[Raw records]
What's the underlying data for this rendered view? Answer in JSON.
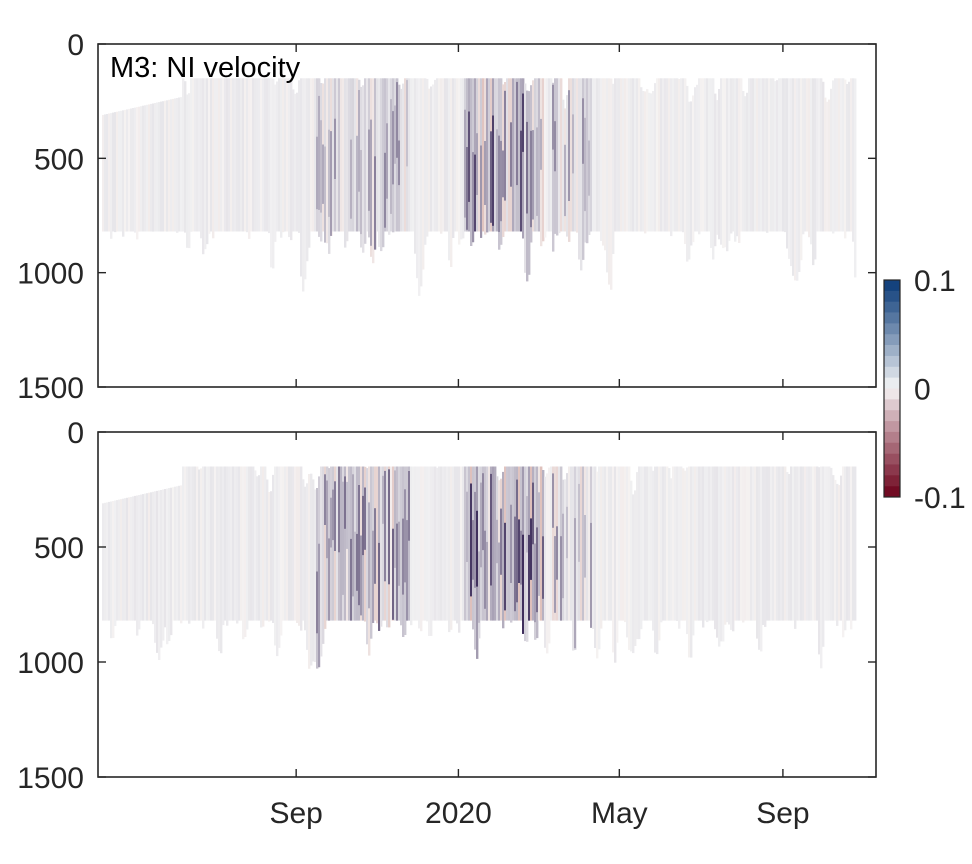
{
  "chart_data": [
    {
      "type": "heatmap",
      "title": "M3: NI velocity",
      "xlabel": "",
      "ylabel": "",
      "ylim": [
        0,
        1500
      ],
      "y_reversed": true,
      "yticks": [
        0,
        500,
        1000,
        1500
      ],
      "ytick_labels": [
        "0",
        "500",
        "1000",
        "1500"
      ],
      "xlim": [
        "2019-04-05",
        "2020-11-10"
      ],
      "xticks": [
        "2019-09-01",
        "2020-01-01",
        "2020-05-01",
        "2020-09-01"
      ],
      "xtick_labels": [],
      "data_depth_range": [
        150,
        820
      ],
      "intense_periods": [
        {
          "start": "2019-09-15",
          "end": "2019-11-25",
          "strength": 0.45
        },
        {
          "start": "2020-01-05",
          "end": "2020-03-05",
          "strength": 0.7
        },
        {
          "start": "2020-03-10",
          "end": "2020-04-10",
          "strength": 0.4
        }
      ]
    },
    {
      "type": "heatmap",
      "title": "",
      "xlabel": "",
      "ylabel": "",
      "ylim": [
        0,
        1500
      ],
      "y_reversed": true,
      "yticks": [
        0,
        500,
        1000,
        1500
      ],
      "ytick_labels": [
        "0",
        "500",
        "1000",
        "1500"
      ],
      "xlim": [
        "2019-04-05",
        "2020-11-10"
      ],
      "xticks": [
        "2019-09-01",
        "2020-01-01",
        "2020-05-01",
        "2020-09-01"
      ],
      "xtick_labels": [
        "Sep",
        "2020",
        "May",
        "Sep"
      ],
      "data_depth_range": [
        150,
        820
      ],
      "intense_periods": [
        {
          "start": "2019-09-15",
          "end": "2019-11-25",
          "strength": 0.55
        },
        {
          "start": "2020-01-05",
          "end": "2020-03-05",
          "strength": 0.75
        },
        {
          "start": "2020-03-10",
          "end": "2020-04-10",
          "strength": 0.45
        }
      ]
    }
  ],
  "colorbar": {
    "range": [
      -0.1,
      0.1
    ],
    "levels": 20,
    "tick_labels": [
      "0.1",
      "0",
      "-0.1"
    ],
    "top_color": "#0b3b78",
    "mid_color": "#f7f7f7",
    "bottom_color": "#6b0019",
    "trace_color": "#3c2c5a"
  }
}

**WRITTEN PROBLEM**
Strip the images and reproduce the remaining records precisely.

**ANSWER TO THE EXERCISE**
What's the underlying data for this rendered view? Answer in JSON.
{
  "chart_data": [
    {
      "type": "heatmap",
      "title": "M3: NI velocity",
      "xlabel": "",
      "ylabel": "",
      "ylim": [
        0,
        1500
      ],
      "y_reversed": true,
      "yticks": [
        0,
        500,
        1000,
        1500
      ],
      "ytick_labels": [
        "0",
        "500",
        "1000",
        "1500"
      ],
      "xlim": [
        "2019-04-05",
        "2020-11-10"
      ],
      "xticks": [
        "2019-09-01",
        "2020-01-01",
        "2020-05-01",
        "2020-09-01"
      ],
      "xtick_labels": [],
      "data_depth_range": [
        150,
        820
      ],
      "intense_periods": [
        {
          "start": "2019-09-15",
          "end": "2019-11-25",
          "strength": 0.45
        },
        {
          "start": "2020-01-05",
          "end": "2020-03-05",
          "strength": 0.7
        },
        {
          "start": "2020-03-10",
          "end": "2020-04-10",
          "strength": 0.4
        }
      ]
    },
    {
      "type": "heatmap",
      "title": "",
      "xlabel": "",
      "ylabel": "",
      "ylim": [
        0,
        1500
      ],
      "y_reversed": true,
      "yticks": [
        0,
        500,
        1000,
        1500
      ],
      "ytick_labels": [
        "0",
        "500",
        "1000",
        "1500"
      ],
      "xlim": [
        "2019-04-05",
        "2020-11-10"
      ],
      "xticks": [
        "2019-09-01",
        "2020-01-01",
        "2020-05-01",
        "2020-09-01"
      ],
      "xtick_labels": [
        "Sep",
        "2020",
        "May",
        "Sep"
      ],
      "data_depth_range": [
        150,
        820
      ],
      "intense_periods": [
        {
          "start": "2019-09-15",
          "end": "2019-11-25",
          "strength": 0.55
        },
        {
          "start": "2020-01-05",
          "end": "2020-03-05",
          "strength": 0.75
        },
        {
          "start": "2020-03-10",
          "end": "2020-04-10",
          "strength": 0.45
        }
      ]
    }
  ],
  "colorbar": {
    "range": [
      -0.1,
      0.1
    ],
    "levels": 20,
    "tick_labels": [
      "0.1",
      "0",
      "-0.1"
    ],
    "top_color": "#0b3b78",
    "mid_color": "#f7f7f7",
    "bottom_color": "#6b0019",
    "trace_color": "#3c2c5a"
  }
}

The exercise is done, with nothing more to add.